(Records that describe figures)
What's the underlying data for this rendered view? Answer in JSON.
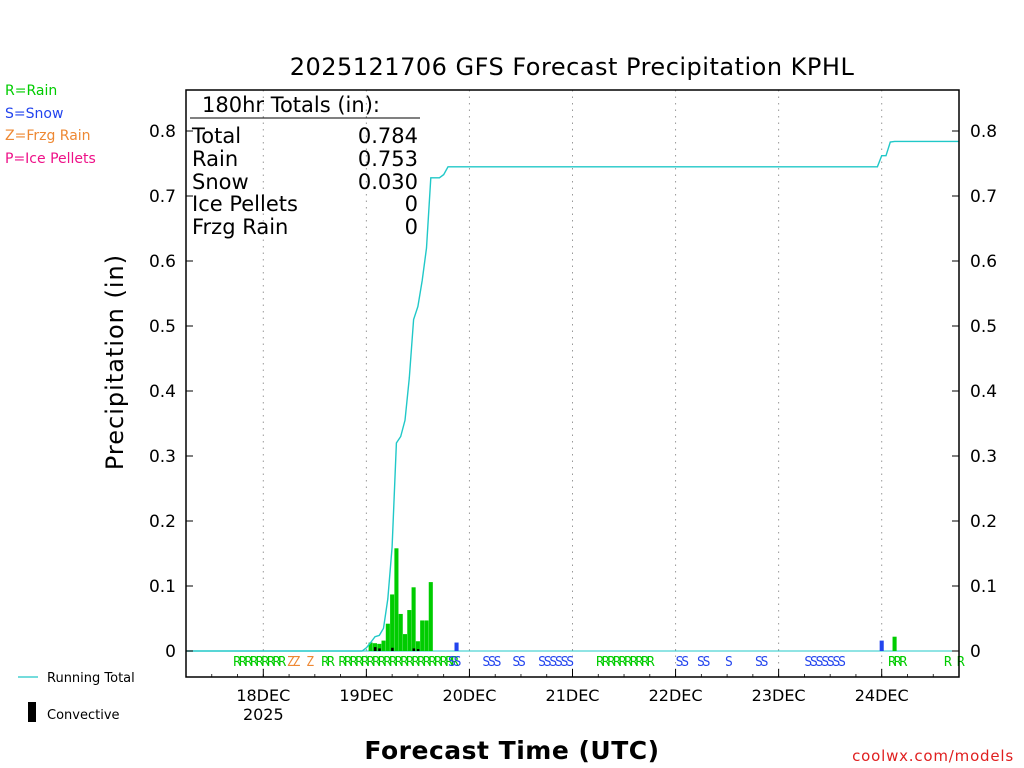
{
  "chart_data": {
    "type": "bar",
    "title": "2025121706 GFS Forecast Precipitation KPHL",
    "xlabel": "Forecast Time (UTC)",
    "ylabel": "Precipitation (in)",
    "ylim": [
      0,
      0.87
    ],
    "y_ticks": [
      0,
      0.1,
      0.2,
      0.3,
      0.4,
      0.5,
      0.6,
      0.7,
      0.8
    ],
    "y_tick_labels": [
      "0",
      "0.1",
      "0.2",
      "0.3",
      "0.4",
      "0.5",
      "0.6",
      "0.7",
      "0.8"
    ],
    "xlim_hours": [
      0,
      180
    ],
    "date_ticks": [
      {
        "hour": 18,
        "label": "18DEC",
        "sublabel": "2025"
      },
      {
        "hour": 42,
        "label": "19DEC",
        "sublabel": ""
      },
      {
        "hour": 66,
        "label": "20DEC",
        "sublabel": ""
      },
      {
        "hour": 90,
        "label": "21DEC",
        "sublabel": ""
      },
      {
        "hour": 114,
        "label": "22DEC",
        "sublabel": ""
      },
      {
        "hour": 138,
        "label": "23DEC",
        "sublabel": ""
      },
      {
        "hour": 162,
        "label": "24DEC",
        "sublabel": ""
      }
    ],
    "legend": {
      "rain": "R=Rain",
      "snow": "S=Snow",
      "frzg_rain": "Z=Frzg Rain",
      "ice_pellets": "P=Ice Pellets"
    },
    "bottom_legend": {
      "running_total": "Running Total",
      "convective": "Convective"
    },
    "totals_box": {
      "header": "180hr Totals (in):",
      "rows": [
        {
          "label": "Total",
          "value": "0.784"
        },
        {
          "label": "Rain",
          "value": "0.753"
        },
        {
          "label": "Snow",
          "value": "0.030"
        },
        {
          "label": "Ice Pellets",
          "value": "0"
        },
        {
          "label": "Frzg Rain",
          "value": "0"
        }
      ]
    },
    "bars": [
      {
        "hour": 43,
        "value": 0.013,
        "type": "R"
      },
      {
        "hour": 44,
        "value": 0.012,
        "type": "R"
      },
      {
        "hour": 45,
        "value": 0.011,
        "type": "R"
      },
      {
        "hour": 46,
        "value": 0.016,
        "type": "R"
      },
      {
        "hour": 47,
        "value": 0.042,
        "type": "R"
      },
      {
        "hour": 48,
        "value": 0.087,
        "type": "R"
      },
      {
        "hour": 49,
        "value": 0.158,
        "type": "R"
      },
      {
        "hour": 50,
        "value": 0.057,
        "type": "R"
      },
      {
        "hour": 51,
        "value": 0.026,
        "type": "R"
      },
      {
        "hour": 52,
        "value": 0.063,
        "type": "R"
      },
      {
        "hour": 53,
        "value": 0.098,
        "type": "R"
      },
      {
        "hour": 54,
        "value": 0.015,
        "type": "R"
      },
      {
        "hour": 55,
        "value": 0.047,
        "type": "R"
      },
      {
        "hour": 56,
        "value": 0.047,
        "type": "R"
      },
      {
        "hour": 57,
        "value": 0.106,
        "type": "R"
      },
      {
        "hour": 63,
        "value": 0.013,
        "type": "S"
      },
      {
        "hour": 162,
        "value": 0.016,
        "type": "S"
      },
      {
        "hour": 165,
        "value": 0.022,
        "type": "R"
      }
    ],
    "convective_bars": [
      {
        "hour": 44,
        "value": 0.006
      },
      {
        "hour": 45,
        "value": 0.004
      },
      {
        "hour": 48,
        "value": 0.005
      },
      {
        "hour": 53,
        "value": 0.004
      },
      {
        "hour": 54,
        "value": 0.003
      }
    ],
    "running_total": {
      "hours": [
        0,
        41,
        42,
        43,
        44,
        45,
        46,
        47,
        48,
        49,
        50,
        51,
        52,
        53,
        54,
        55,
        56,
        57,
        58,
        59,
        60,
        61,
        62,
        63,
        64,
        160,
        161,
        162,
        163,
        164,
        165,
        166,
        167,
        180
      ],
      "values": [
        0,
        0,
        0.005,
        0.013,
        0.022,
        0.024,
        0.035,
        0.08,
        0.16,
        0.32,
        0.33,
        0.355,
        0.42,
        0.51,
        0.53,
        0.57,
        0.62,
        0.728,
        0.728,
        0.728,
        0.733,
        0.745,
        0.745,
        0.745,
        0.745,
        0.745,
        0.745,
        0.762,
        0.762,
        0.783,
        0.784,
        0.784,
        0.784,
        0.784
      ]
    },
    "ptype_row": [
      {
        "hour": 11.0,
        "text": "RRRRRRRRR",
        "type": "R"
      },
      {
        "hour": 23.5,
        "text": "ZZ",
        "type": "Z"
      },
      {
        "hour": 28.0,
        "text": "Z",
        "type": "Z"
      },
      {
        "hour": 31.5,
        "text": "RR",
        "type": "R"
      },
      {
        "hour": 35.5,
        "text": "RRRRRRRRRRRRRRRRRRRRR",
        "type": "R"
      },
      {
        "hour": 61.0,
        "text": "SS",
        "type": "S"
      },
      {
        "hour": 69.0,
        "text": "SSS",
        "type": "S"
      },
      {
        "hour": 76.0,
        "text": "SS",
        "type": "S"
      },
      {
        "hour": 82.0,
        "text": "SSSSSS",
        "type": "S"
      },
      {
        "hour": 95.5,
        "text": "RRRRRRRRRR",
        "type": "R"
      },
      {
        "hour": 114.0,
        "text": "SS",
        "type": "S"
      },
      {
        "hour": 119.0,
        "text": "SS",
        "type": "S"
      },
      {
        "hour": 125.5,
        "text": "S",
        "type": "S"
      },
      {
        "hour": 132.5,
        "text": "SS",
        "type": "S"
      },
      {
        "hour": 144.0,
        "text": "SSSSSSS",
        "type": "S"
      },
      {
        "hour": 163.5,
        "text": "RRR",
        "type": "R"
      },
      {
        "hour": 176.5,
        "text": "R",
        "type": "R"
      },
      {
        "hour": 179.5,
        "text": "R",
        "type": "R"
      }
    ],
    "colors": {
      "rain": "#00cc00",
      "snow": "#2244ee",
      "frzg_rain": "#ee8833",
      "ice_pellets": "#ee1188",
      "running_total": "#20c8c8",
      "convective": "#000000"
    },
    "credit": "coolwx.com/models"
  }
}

#### [Aim]
Return each line of the data that contains the string "Precipitation".

#### [Answer to this exercise]
    "title": "2025121706 GFS Forecast Precipitation KPHL",
    "ylabel": "Precipitation (in)",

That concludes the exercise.